▶ [EXERCISE OBJECTIVE] Type out all the records word for word. Any pictures are to be left out.

:: RECORDED DATA ::

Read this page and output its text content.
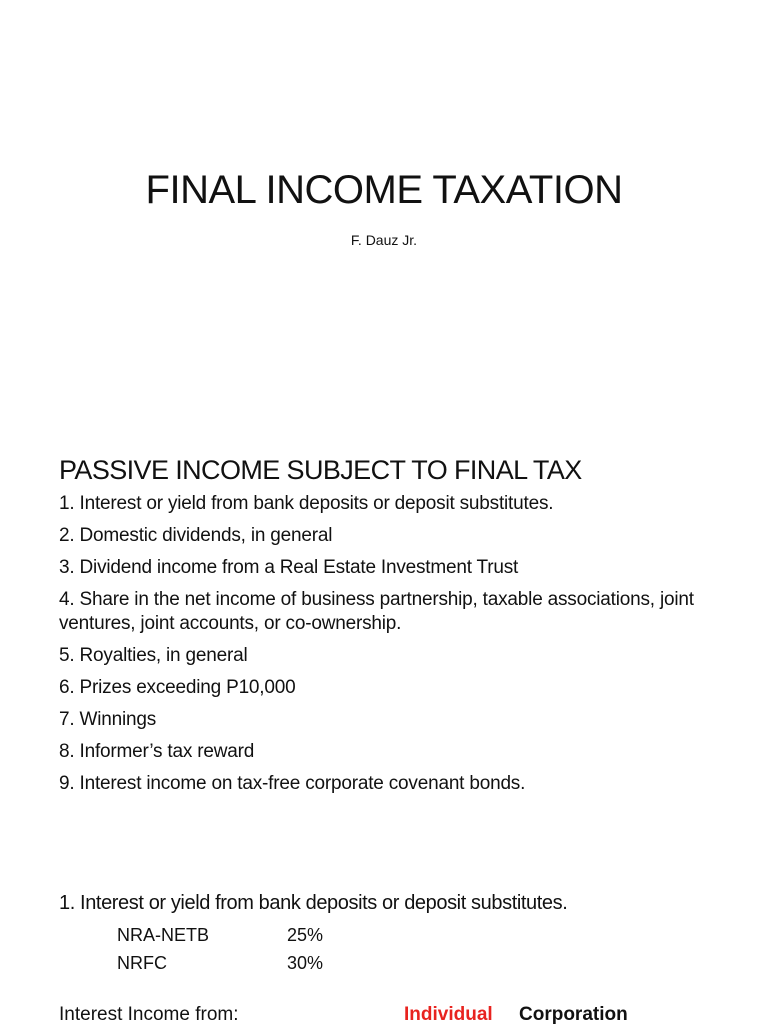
FINAL INCOME TAXATION

F. Dauz Jr.

PASSIVE INCOME SUBJECT TO FINAL TAX
1. Interest or yield from bank deposits or deposit substitutes.
2. Domestic dividends, in general
3. Dividend income from a Real Estate Investment Trust
4. Share in the net income of business partnership, taxable associations, joint ventures, joint accounts, or co-ownership.
5. Royalties, in general
6. Prizes exceeding P10,000
7. Winnings
8. Informer’s tax reward
9. Interest income on tax-free corporate covenant bonds.

1. Interest or yield from bank deposits or deposit substitutes.

NRA-NETB	25%
NRFC	30%
Interest Income from:	Individual Corporation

:::

▶ [FINISHED ANSWER]
Read this page and output its text content.
FINAL INCOME TAXATION

F. Dauz Jr.

PASSIVE INCOME SUBJECT TO FINAL TAX
1. Interest or yield from bank deposits or deposit substitutes.
2. Domestic dividends, in general
3. Dividend income from a Real Estate Investment Trust
4. Share in the net income of business partnership, taxable associations, joint ventures, joint accounts, or co-ownership.
5. Royalties, in general
6. Prizes exceeding P10,000
7. Winnings
8. Informer’s tax reward
9. Interest income on tax-free corporate covenant bonds.

1. Interest or yield from bank deposits or deposit substitutes.

NRA-NETB	25%
NRFC	30%
Interest Income from:	Individual Corporation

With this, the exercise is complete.